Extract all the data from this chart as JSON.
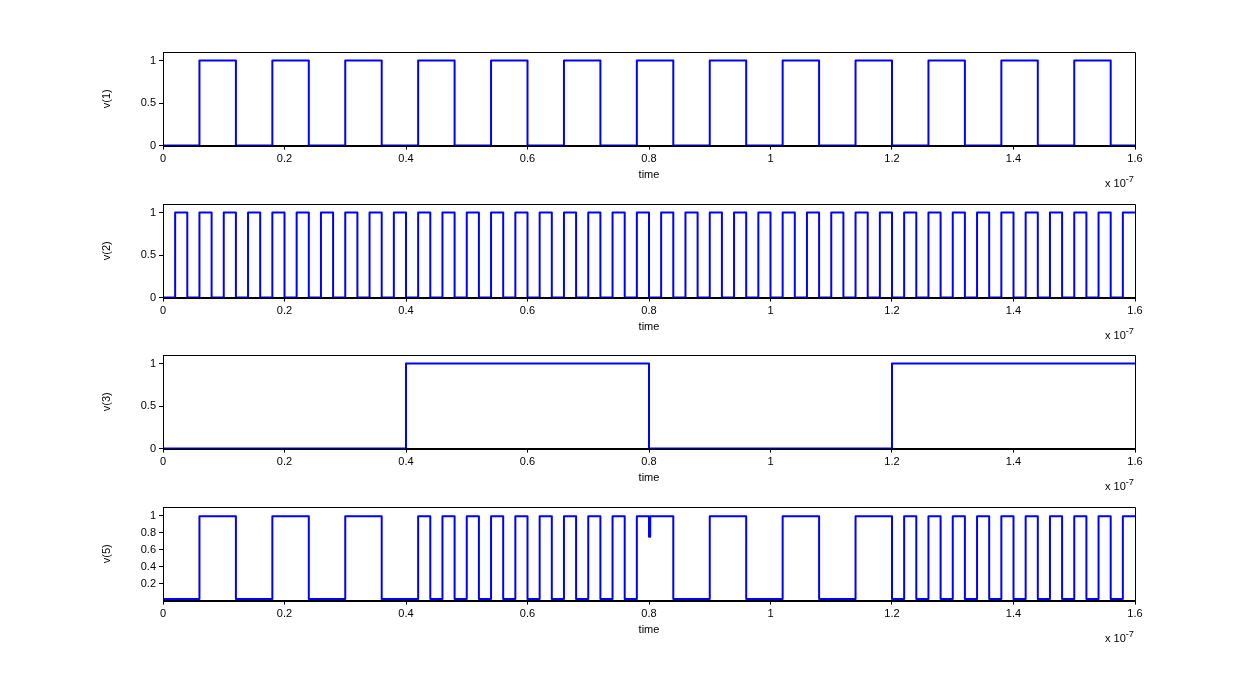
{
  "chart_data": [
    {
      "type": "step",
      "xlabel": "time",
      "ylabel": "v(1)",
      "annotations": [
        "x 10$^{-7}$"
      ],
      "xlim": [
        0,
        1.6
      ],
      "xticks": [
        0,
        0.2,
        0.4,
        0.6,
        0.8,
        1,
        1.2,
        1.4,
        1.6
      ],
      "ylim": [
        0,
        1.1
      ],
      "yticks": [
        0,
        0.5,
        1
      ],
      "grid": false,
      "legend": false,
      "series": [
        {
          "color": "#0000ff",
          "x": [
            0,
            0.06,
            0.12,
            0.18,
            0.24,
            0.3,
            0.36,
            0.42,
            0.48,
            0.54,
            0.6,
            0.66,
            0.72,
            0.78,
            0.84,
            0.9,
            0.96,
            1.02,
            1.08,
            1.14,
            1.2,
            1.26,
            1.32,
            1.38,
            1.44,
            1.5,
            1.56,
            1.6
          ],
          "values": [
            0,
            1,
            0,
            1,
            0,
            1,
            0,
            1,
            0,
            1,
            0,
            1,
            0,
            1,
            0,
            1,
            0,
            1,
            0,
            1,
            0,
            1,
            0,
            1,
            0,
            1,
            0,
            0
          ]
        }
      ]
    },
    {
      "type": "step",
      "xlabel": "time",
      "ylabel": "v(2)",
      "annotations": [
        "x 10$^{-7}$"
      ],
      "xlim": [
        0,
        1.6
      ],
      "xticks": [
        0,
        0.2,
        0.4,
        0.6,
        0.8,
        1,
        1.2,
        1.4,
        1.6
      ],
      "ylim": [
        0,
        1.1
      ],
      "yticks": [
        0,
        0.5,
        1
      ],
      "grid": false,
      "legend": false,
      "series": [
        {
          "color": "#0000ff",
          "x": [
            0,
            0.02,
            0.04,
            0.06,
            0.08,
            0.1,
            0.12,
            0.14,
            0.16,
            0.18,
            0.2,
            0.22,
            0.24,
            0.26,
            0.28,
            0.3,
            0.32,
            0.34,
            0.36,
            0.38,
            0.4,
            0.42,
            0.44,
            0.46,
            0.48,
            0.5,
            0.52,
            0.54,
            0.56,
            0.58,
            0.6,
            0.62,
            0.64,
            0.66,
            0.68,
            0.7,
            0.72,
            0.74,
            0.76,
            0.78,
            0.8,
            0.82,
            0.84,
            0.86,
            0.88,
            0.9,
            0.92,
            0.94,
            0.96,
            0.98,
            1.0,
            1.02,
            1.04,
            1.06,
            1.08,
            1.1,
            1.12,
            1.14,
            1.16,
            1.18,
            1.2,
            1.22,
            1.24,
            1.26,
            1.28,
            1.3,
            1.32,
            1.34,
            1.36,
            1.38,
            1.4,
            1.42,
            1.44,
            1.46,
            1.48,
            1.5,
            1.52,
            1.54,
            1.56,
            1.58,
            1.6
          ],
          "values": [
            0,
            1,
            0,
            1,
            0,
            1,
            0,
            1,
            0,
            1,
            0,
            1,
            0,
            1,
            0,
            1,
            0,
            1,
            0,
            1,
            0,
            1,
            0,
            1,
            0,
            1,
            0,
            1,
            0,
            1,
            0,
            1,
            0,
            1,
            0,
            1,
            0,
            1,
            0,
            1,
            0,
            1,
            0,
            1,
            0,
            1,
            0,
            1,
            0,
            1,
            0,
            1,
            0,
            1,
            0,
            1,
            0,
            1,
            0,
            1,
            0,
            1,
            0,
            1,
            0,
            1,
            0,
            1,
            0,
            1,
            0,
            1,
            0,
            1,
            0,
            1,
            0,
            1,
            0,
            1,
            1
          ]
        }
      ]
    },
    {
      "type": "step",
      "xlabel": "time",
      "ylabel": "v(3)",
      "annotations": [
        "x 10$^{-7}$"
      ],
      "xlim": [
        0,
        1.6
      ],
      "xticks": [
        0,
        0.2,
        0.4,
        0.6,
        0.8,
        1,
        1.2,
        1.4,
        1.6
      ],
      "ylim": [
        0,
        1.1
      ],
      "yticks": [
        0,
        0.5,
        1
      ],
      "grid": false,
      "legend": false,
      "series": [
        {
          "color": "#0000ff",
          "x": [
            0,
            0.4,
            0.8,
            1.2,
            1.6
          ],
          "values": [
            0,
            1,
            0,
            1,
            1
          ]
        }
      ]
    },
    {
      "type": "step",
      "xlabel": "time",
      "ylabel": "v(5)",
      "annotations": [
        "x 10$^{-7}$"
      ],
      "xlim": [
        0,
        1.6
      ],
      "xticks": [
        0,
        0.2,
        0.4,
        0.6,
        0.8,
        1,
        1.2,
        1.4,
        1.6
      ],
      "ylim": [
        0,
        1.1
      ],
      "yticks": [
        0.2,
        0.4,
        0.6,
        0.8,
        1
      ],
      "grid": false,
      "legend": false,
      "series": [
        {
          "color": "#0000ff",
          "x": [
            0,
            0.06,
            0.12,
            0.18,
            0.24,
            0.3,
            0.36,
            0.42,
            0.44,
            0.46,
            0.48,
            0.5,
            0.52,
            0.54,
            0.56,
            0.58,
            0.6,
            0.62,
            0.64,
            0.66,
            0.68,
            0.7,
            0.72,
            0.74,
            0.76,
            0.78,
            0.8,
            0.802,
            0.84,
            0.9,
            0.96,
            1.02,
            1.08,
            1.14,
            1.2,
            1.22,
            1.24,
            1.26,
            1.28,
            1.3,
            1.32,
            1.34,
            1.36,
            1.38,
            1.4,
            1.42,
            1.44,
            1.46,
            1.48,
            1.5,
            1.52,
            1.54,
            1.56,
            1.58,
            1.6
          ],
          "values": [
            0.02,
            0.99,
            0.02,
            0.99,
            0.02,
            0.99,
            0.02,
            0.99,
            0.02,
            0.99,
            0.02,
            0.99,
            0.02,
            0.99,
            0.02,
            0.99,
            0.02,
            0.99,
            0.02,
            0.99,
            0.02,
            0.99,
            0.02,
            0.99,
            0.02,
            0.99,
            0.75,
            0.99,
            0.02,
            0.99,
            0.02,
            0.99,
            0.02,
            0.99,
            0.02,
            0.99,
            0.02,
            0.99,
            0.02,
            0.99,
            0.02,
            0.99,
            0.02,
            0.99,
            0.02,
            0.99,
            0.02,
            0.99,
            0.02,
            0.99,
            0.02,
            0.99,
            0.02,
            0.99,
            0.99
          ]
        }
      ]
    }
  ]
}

- - - -

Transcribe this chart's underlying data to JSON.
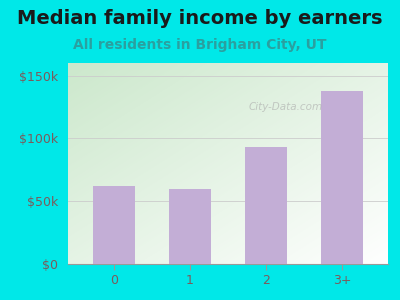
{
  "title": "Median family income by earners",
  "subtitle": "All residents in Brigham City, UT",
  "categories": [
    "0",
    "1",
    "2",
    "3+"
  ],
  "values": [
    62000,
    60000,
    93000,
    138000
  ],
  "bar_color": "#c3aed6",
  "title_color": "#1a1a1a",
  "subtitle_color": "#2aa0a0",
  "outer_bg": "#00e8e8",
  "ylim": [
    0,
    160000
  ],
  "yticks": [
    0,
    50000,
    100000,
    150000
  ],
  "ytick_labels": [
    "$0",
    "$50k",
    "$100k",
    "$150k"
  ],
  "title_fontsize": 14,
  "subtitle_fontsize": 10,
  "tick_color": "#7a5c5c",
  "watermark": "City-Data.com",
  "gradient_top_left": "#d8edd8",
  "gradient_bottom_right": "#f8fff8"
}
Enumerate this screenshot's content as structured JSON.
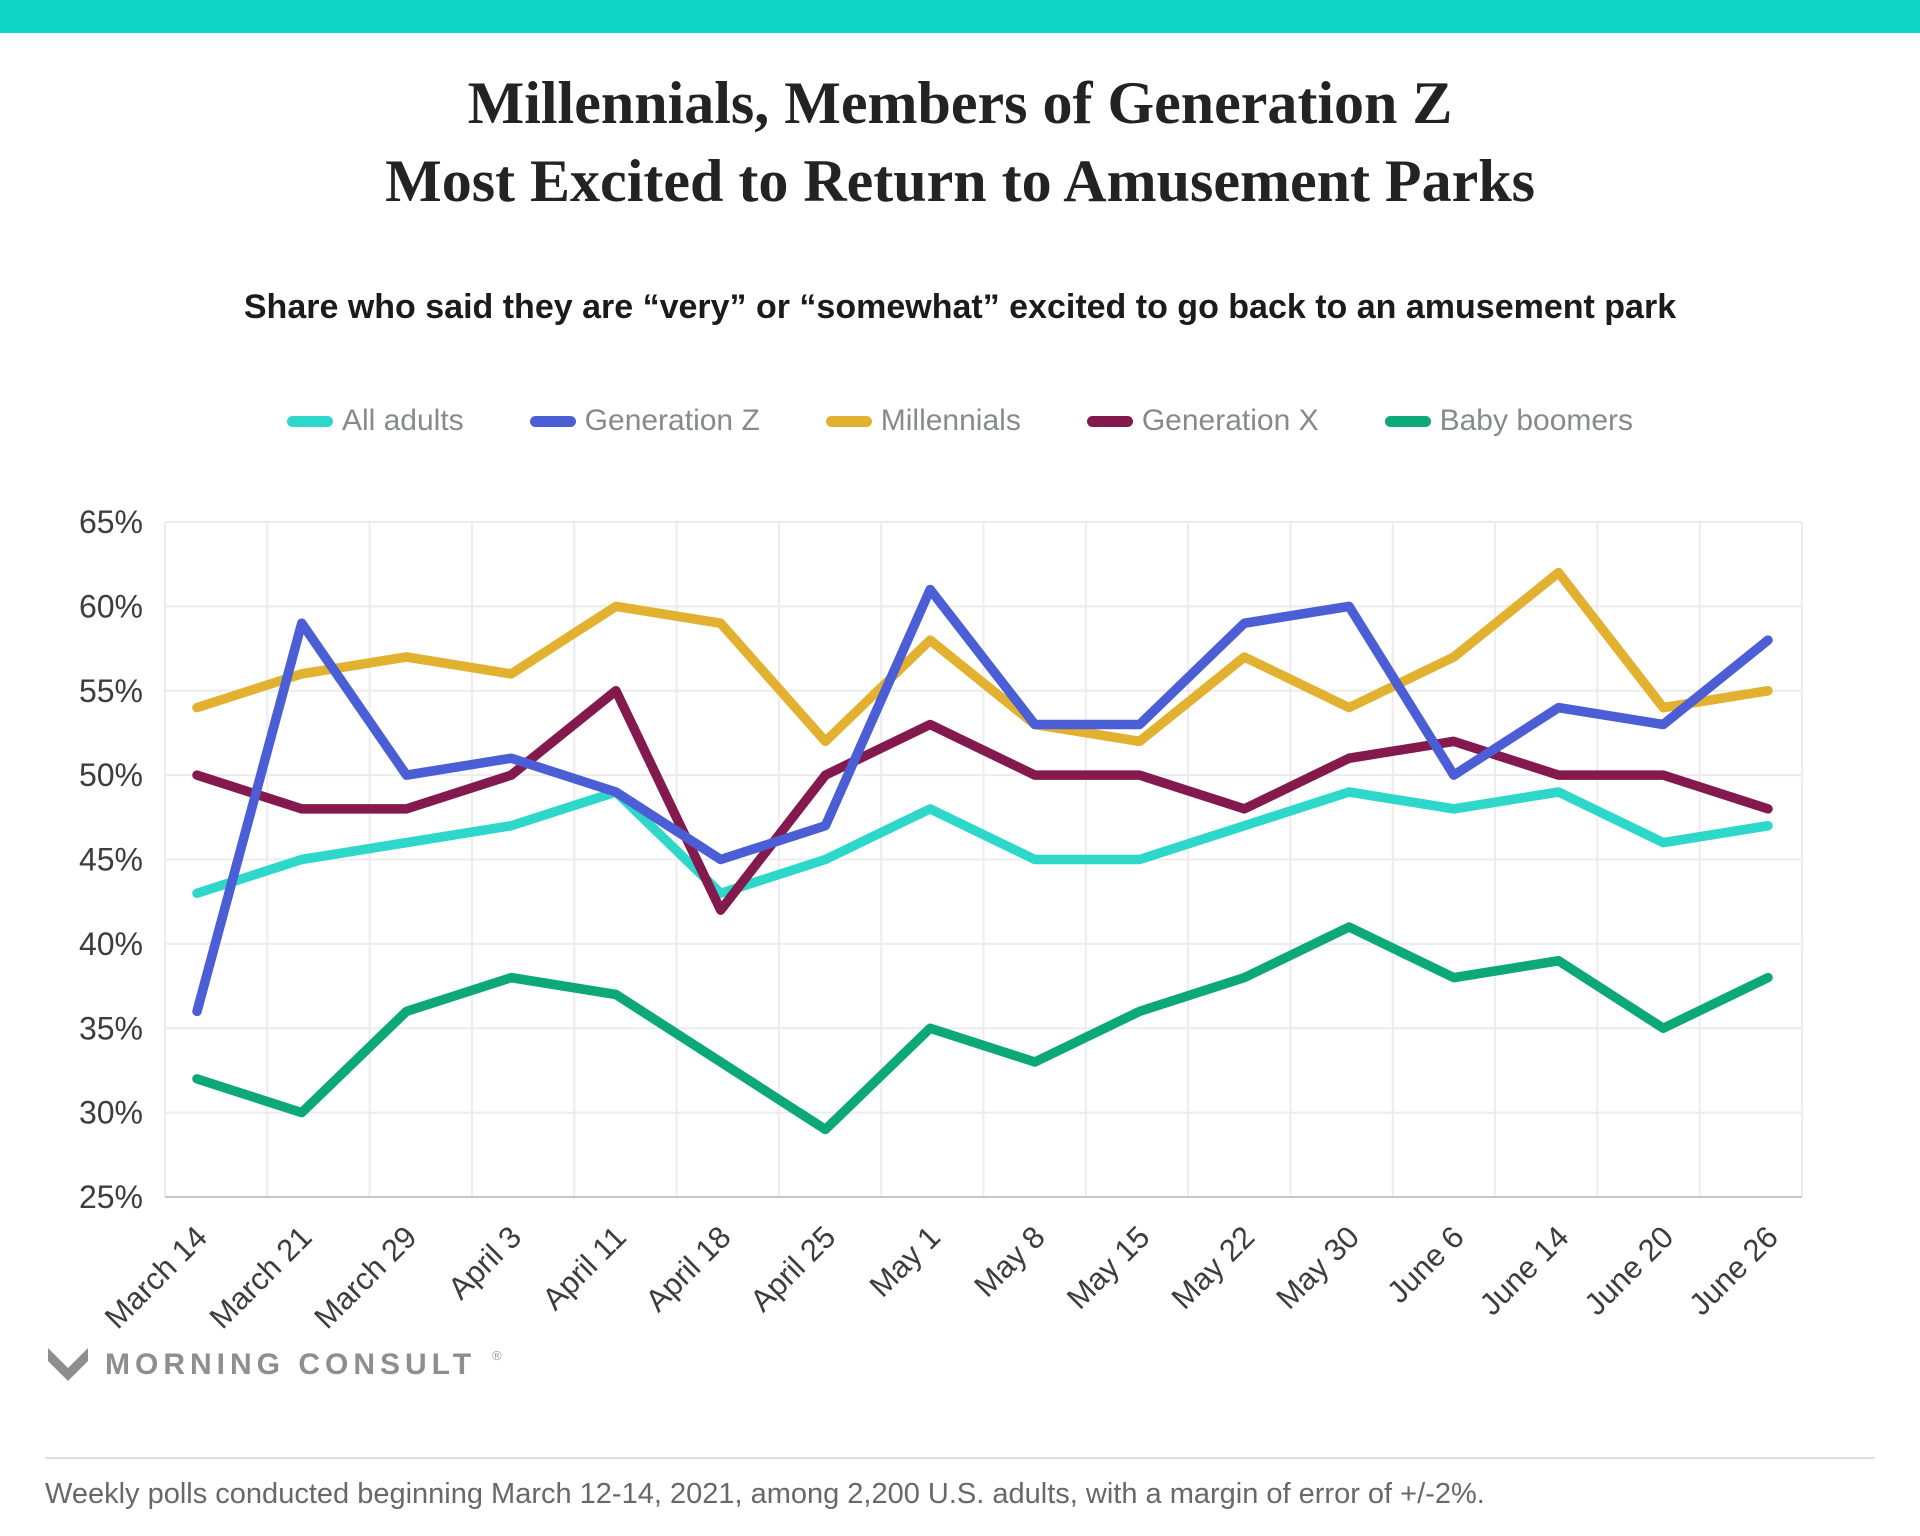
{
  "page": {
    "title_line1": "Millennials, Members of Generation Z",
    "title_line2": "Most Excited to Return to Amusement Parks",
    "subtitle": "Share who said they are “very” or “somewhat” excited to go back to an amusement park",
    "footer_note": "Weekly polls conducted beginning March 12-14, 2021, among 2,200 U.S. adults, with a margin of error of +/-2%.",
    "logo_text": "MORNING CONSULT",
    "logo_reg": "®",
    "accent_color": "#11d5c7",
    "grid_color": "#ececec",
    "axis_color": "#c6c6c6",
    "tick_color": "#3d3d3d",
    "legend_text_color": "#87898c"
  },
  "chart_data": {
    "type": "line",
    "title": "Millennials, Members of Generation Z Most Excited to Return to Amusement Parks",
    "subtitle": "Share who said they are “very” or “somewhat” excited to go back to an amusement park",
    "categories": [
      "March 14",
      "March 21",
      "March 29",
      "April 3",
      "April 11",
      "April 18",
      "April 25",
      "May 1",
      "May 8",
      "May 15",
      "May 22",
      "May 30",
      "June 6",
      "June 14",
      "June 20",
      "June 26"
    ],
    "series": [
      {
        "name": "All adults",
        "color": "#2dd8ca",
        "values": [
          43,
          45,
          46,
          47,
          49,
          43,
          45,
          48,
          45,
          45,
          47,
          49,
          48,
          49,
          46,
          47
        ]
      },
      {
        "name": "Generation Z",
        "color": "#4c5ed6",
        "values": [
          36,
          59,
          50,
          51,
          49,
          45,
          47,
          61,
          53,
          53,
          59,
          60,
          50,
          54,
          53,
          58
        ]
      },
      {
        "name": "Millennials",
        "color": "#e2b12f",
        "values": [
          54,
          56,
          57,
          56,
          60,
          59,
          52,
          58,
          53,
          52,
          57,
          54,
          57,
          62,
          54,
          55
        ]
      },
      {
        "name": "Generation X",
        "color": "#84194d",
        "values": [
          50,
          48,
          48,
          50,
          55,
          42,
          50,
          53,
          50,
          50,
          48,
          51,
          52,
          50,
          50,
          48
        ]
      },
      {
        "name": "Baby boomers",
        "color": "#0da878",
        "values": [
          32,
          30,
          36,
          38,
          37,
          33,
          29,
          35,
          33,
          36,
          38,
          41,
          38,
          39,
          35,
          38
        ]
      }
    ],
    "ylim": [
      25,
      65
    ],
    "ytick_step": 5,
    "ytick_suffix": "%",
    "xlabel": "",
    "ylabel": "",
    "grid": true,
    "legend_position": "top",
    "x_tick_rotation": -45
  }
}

- - - -

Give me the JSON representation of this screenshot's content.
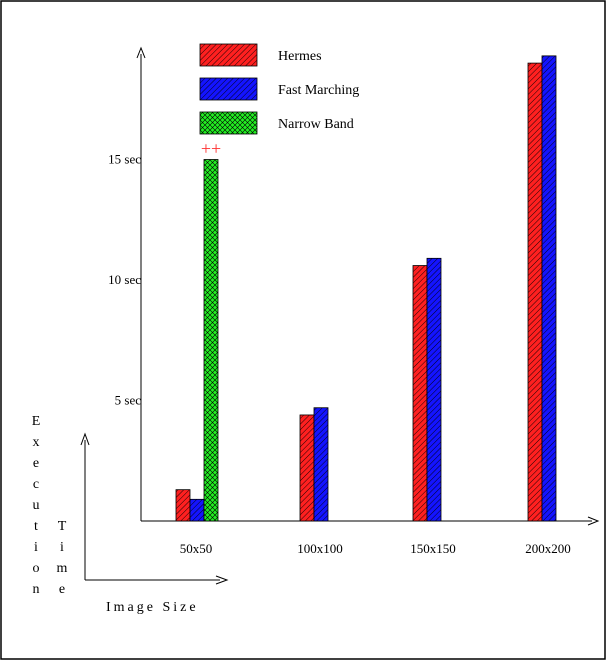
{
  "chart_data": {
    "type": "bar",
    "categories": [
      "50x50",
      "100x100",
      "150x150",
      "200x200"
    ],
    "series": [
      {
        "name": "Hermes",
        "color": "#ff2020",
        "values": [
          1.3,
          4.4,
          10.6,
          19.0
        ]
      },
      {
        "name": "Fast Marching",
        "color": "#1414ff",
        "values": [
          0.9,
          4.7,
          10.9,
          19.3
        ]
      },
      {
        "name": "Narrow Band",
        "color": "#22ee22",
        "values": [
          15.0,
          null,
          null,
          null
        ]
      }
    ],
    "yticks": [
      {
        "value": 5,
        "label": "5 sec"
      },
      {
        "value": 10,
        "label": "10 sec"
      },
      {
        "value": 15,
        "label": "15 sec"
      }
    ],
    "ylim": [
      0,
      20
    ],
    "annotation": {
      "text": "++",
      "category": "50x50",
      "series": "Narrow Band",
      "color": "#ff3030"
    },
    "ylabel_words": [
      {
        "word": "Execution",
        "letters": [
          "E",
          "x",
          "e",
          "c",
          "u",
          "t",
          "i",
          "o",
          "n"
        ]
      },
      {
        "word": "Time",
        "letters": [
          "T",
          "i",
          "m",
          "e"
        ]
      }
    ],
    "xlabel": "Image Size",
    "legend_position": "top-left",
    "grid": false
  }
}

- - - -

Your goal
Search the listing for the word "Parks" and return each line that holds it.

Exercise solution
    "title_line2": "Most Excited to Return to Amusement Parks",
    "title": "Millennials, Members of Generation Z Most Excited to Return to Amusement Parks",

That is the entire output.